Copy the material below line for line, without changing anything, and omit the pictures from your copy.
**** Input for this task
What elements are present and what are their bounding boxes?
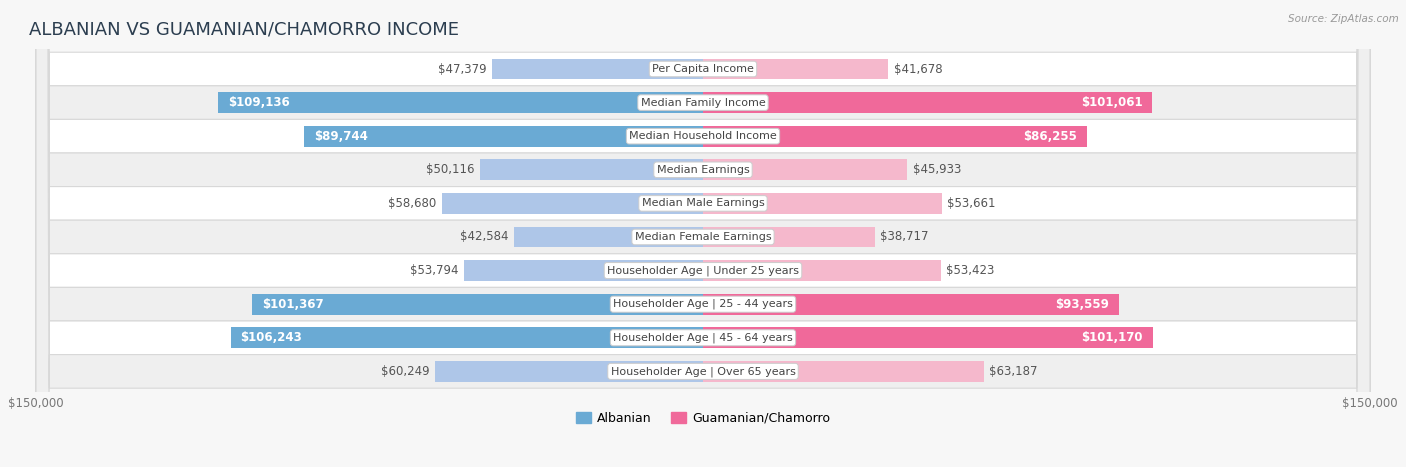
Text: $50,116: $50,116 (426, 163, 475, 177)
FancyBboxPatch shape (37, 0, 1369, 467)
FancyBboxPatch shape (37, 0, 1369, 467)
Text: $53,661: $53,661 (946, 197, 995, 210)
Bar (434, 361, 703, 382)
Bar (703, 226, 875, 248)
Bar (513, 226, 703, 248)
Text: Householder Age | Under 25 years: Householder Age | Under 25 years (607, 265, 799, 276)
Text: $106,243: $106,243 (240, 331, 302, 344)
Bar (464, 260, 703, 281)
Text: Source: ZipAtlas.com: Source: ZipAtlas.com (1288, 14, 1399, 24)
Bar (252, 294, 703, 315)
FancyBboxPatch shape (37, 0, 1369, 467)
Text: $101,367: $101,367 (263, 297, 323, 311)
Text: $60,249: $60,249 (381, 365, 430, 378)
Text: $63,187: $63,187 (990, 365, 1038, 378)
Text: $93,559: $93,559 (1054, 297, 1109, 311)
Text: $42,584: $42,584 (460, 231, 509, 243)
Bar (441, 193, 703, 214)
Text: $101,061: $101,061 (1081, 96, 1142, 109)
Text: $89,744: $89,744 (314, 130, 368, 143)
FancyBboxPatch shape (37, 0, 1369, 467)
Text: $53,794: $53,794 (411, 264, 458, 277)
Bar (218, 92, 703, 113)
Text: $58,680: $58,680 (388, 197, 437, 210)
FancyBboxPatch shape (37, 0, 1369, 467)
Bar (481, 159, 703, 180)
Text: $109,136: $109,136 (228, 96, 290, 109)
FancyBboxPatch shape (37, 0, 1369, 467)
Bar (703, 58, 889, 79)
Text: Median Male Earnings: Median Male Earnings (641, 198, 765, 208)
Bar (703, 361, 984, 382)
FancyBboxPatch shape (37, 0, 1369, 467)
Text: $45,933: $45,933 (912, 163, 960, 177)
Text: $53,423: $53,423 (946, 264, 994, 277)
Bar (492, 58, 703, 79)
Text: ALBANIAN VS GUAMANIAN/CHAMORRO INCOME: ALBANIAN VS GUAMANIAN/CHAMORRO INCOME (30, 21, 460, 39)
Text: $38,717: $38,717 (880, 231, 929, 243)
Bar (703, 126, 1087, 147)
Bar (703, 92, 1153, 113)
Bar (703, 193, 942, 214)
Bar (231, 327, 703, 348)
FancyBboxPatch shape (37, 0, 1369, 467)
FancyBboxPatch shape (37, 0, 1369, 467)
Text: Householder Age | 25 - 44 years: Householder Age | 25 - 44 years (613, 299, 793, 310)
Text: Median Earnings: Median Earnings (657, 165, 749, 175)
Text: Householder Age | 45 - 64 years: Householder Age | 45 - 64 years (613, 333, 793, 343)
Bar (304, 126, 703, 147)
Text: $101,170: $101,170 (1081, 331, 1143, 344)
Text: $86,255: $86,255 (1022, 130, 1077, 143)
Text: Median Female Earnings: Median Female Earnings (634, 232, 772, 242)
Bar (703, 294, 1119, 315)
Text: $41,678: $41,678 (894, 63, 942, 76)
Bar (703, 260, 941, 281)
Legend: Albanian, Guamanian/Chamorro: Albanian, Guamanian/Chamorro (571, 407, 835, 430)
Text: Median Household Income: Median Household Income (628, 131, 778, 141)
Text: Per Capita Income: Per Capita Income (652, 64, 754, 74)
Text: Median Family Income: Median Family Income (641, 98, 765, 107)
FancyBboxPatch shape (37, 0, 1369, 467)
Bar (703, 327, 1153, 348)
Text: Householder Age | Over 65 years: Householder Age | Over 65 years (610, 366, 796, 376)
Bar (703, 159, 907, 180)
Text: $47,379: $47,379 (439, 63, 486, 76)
********
*The completed task*
What elements are present and what are their bounding boxes?
Text: $50,116: $50,116 (426, 163, 475, 177)
FancyBboxPatch shape (37, 0, 1369, 467)
FancyBboxPatch shape (37, 0, 1369, 467)
Text: $53,661: $53,661 (946, 197, 995, 210)
Bar (434, 361, 703, 382)
Bar (703, 226, 875, 248)
Bar (513, 226, 703, 248)
Text: Householder Age | Under 25 years: Householder Age | Under 25 years (607, 265, 799, 276)
Text: $106,243: $106,243 (240, 331, 302, 344)
Bar (464, 260, 703, 281)
Text: Source: ZipAtlas.com: Source: ZipAtlas.com (1288, 14, 1399, 24)
Bar (252, 294, 703, 315)
FancyBboxPatch shape (37, 0, 1369, 467)
Text: $101,367: $101,367 (263, 297, 323, 311)
Text: $60,249: $60,249 (381, 365, 430, 378)
Text: $63,187: $63,187 (990, 365, 1038, 378)
Text: $93,559: $93,559 (1054, 297, 1109, 311)
Text: $42,584: $42,584 (460, 231, 509, 243)
Bar (441, 193, 703, 214)
Text: $101,061: $101,061 (1081, 96, 1142, 109)
Text: $89,744: $89,744 (314, 130, 368, 143)
FancyBboxPatch shape (37, 0, 1369, 467)
Text: $53,794: $53,794 (411, 264, 458, 277)
Bar (218, 92, 703, 113)
Text: $58,680: $58,680 (388, 197, 437, 210)
FancyBboxPatch shape (37, 0, 1369, 467)
Bar (481, 159, 703, 180)
Text: $109,136: $109,136 (228, 96, 290, 109)
FancyBboxPatch shape (37, 0, 1369, 467)
Bar (703, 58, 889, 79)
Text: Median Male Earnings: Median Male Earnings (641, 198, 765, 208)
Bar (703, 361, 984, 382)
FancyBboxPatch shape (37, 0, 1369, 467)
Text: $45,933: $45,933 (912, 163, 960, 177)
Text: $53,423: $53,423 (946, 264, 994, 277)
Bar (492, 58, 703, 79)
Text: ALBANIAN VS GUAMANIAN/CHAMORRO INCOME: ALBANIAN VS GUAMANIAN/CHAMORRO INCOME (30, 21, 460, 39)
Text: $38,717: $38,717 (880, 231, 929, 243)
Bar (703, 126, 1087, 147)
Bar (703, 92, 1153, 113)
Bar (703, 193, 942, 214)
Bar (231, 327, 703, 348)
FancyBboxPatch shape (37, 0, 1369, 467)
FancyBboxPatch shape (37, 0, 1369, 467)
Text: Householder Age | 25 - 44 years: Householder Age | 25 - 44 years (613, 299, 793, 310)
Text: Median Earnings: Median Earnings (657, 165, 749, 175)
Text: Householder Age | 45 - 64 years: Householder Age | 45 - 64 years (613, 333, 793, 343)
Bar (304, 126, 703, 147)
Text: $101,170: $101,170 (1081, 331, 1143, 344)
Text: $86,255: $86,255 (1022, 130, 1077, 143)
Text: Median Female Earnings: Median Female Earnings (634, 232, 772, 242)
Bar (703, 294, 1119, 315)
Text: $41,678: $41,678 (894, 63, 942, 76)
Bar (703, 260, 941, 281)
Legend: Albanian, Guamanian/Chamorro: Albanian, Guamanian/Chamorro (571, 407, 835, 430)
Text: Median Household Income: Median Household Income (628, 131, 778, 141)
Text: Per Capita Income: Per Capita Income (652, 64, 754, 74)
Text: Median Family Income: Median Family Income (641, 98, 765, 107)
FancyBboxPatch shape (37, 0, 1369, 467)
Bar (703, 327, 1153, 348)
Text: Householder Age | Over 65 years: Householder Age | Over 65 years (610, 366, 796, 376)
Bar (703, 159, 907, 180)
Text: $47,379: $47,379 (439, 63, 486, 76)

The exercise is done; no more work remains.